Instruction – Print every entry, word for word, and skip the images.

Excerpted records –
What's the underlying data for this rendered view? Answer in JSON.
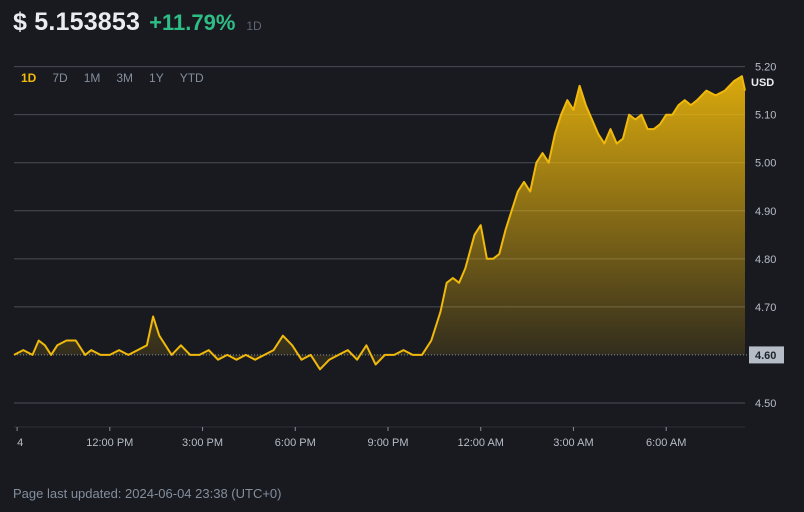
{
  "header": {
    "price": "$ 5.153853",
    "change": "+11.79%",
    "period": "1D",
    "change_color": "#2ebd85"
  },
  "ranges": [
    {
      "label": "1D",
      "active": true
    },
    {
      "label": "7D",
      "active": false
    },
    {
      "label": "1M",
      "active": false
    },
    {
      "label": "3M",
      "active": false
    },
    {
      "label": "1Y",
      "active": false
    },
    {
      "label": "YTD",
      "active": false
    }
  ],
  "footer": {
    "updated": "Page last updated: 2024-06-04 23:38 (UTC+0)"
  },
  "chart_data": {
    "type": "area",
    "currency_label": "USD",
    "baseline_value": 4.6,
    "baseline_label": "4.60",
    "ylim": [
      4.45,
      5.22
    ],
    "yticks": [
      {
        "v": 5.2,
        "label": "5.20"
      },
      {
        "v": 5.1,
        "label": "5.10"
      },
      {
        "v": 5.0,
        "label": "5.00"
      },
      {
        "v": 4.9,
        "label": "4.90"
      },
      {
        "v": 4.8,
        "label": "4.80"
      },
      {
        "v": 4.7,
        "label": "4.70"
      },
      {
        "v": 4.6,
        "label": "4.60"
      },
      {
        "v": 4.5,
        "label": "4.50"
      }
    ],
    "xlim": [
      -0.1,
      23.55
    ],
    "xticks": [
      {
        "v": 0,
        "label": "4"
      },
      {
        "v": 3,
        "label": "12:00 PM"
      },
      {
        "v": 6,
        "label": "3:00 PM"
      },
      {
        "v": 9,
        "label": "6:00 PM"
      },
      {
        "v": 12,
        "label": "9:00 PM"
      },
      {
        "v": 15,
        "label": "12:00 AM"
      },
      {
        "v": 18,
        "label": "3:00 AM"
      },
      {
        "v": 21,
        "label": "6:00 AM"
      }
    ],
    "line_color": "#f0b90b",
    "x": [
      -0.2,
      0.2,
      0.5,
      0.7,
      0.9,
      1.1,
      1.3,
      1.6,
      1.9,
      2.2,
      2.4,
      2.7,
      3.0,
      3.3,
      3.6,
      3.9,
      4.2,
      4.4,
      4.6,
      4.8,
      5.0,
      5.3,
      5.6,
      5.9,
      6.2,
      6.5,
      6.8,
      7.1,
      7.4,
      7.7,
      8.0,
      8.3,
      8.6,
      8.9,
      9.2,
      9.5,
      9.8,
      10.1,
      10.4,
      10.7,
      11.0,
      11.3,
      11.6,
      11.9,
      12.2,
      12.5,
      12.8,
      13.1,
      13.4,
      13.7,
      13.9,
      14.1,
      14.3,
      14.5,
      14.8,
      15.0,
      15.2,
      15.4,
      15.6,
      15.8,
      16.0,
      16.2,
      16.4,
      16.6,
      16.8,
      17.0,
      17.2,
      17.4,
      17.6,
      17.8,
      18.0,
      18.2,
      18.4,
      18.6,
      18.8,
      19.0,
      19.2,
      19.4,
      19.6,
      19.8,
      20.0,
      20.2,
      20.4,
      20.6,
      20.8,
      21.0,
      21.2,
      21.4,
      21.6,
      21.8,
      22.0,
      22.3,
      22.6,
      22.9,
      23.2,
      23.45,
      23.6
    ],
    "y": [
      4.6,
      4.61,
      4.6,
      4.63,
      4.62,
      4.6,
      4.62,
      4.63,
      4.63,
      4.6,
      4.61,
      4.6,
      4.6,
      4.61,
      4.6,
      4.61,
      4.62,
      4.68,
      4.64,
      4.62,
      4.6,
      4.62,
      4.6,
      4.6,
      4.61,
      4.59,
      4.6,
      4.59,
      4.6,
      4.59,
      4.6,
      4.61,
      4.64,
      4.62,
      4.59,
      4.6,
      4.57,
      4.59,
      4.6,
      4.61,
      4.59,
      4.62,
      4.58,
      4.6,
      4.6,
      4.61,
      4.6,
      4.6,
      4.63,
      4.69,
      4.75,
      4.76,
      4.75,
      4.78,
      4.85,
      4.87,
      4.8,
      4.8,
      4.81,
      4.86,
      4.9,
      4.94,
      4.96,
      4.94,
      5.0,
      5.02,
      5.0,
      5.06,
      5.1,
      5.13,
      5.11,
      5.16,
      5.12,
      5.09,
      5.06,
      5.04,
      5.07,
      5.04,
      5.05,
      5.1,
      5.09,
      5.1,
      5.07,
      5.07,
      5.08,
      5.1,
      5.1,
      5.12,
      5.13,
      5.12,
      5.13,
      5.15,
      5.14,
      5.15,
      5.17,
      5.18,
      5.15
    ]
  }
}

Answer to the problem –
What's the underlying data for this rendered view? Answer in JSON.
{
  "header": {
    "price": "$ 5.153853",
    "change": "+11.79%",
    "period": "1D",
    "change_color": "#2ebd85"
  },
  "ranges": [
    {
      "label": "1D",
      "active": true
    },
    {
      "label": "7D",
      "active": false
    },
    {
      "label": "1M",
      "active": false
    },
    {
      "label": "3M",
      "active": false
    },
    {
      "label": "1Y",
      "active": false
    },
    {
      "label": "YTD",
      "active": false
    }
  ],
  "footer": {
    "updated": "Page last updated: 2024-06-04 23:38 (UTC+0)"
  },
  "chart_data": {
    "type": "area",
    "currency_label": "USD",
    "baseline_value": 4.6,
    "baseline_label": "4.60",
    "ylim": [
      4.45,
      5.22
    ],
    "yticks": [
      {
        "v": 5.2,
        "label": "5.20"
      },
      {
        "v": 5.1,
        "label": "5.10"
      },
      {
        "v": 5.0,
        "label": "5.00"
      },
      {
        "v": 4.9,
        "label": "4.90"
      },
      {
        "v": 4.8,
        "label": "4.80"
      },
      {
        "v": 4.7,
        "label": "4.70"
      },
      {
        "v": 4.6,
        "label": "4.60"
      },
      {
        "v": 4.5,
        "label": "4.50"
      }
    ],
    "xlim": [
      -0.1,
      23.55
    ],
    "xticks": [
      {
        "v": 0,
        "label": "4"
      },
      {
        "v": 3,
        "label": "12:00 PM"
      },
      {
        "v": 6,
        "label": "3:00 PM"
      },
      {
        "v": 9,
        "label": "6:00 PM"
      },
      {
        "v": 12,
        "label": "9:00 PM"
      },
      {
        "v": 15,
        "label": "12:00 AM"
      },
      {
        "v": 18,
        "label": "3:00 AM"
      },
      {
        "v": 21,
        "label": "6:00 AM"
      }
    ],
    "line_color": "#f0b90b",
    "x": [
      -0.2,
      0.2,
      0.5,
      0.7,
      0.9,
      1.1,
      1.3,
      1.6,
      1.9,
      2.2,
      2.4,
      2.7,
      3.0,
      3.3,
      3.6,
      3.9,
      4.2,
      4.4,
      4.6,
      4.8,
      5.0,
      5.3,
      5.6,
      5.9,
      6.2,
      6.5,
      6.8,
      7.1,
      7.4,
      7.7,
      8.0,
      8.3,
      8.6,
      8.9,
      9.2,
      9.5,
      9.8,
      10.1,
      10.4,
      10.7,
      11.0,
      11.3,
      11.6,
      11.9,
      12.2,
      12.5,
      12.8,
      13.1,
      13.4,
      13.7,
      13.9,
      14.1,
      14.3,
      14.5,
      14.8,
      15.0,
      15.2,
      15.4,
      15.6,
      15.8,
      16.0,
      16.2,
      16.4,
      16.6,
      16.8,
      17.0,
      17.2,
      17.4,
      17.6,
      17.8,
      18.0,
      18.2,
      18.4,
      18.6,
      18.8,
      19.0,
      19.2,
      19.4,
      19.6,
      19.8,
      20.0,
      20.2,
      20.4,
      20.6,
      20.8,
      21.0,
      21.2,
      21.4,
      21.6,
      21.8,
      22.0,
      22.3,
      22.6,
      22.9,
      23.2,
      23.45,
      23.6
    ],
    "y": [
      4.6,
      4.61,
      4.6,
      4.63,
      4.62,
      4.6,
      4.62,
      4.63,
      4.63,
      4.6,
      4.61,
      4.6,
      4.6,
      4.61,
      4.6,
      4.61,
      4.62,
      4.68,
      4.64,
      4.62,
      4.6,
      4.62,
      4.6,
      4.6,
      4.61,
      4.59,
      4.6,
      4.59,
      4.6,
      4.59,
      4.6,
      4.61,
      4.64,
      4.62,
      4.59,
      4.6,
      4.57,
      4.59,
      4.6,
      4.61,
      4.59,
      4.62,
      4.58,
      4.6,
      4.6,
      4.61,
      4.6,
      4.6,
      4.63,
      4.69,
      4.75,
      4.76,
      4.75,
      4.78,
      4.85,
      4.87,
      4.8,
      4.8,
      4.81,
      4.86,
      4.9,
      4.94,
      4.96,
      4.94,
      5.0,
      5.02,
      5.0,
      5.06,
      5.1,
      5.13,
      5.11,
      5.16,
      5.12,
      5.09,
      5.06,
      5.04,
      5.07,
      5.04,
      5.05,
      5.1,
      5.09,
      5.1,
      5.07,
      5.07,
      5.08,
      5.1,
      5.1,
      5.12,
      5.13,
      5.12,
      5.13,
      5.15,
      5.14,
      5.15,
      5.17,
      5.18,
      5.15
    ]
  }
}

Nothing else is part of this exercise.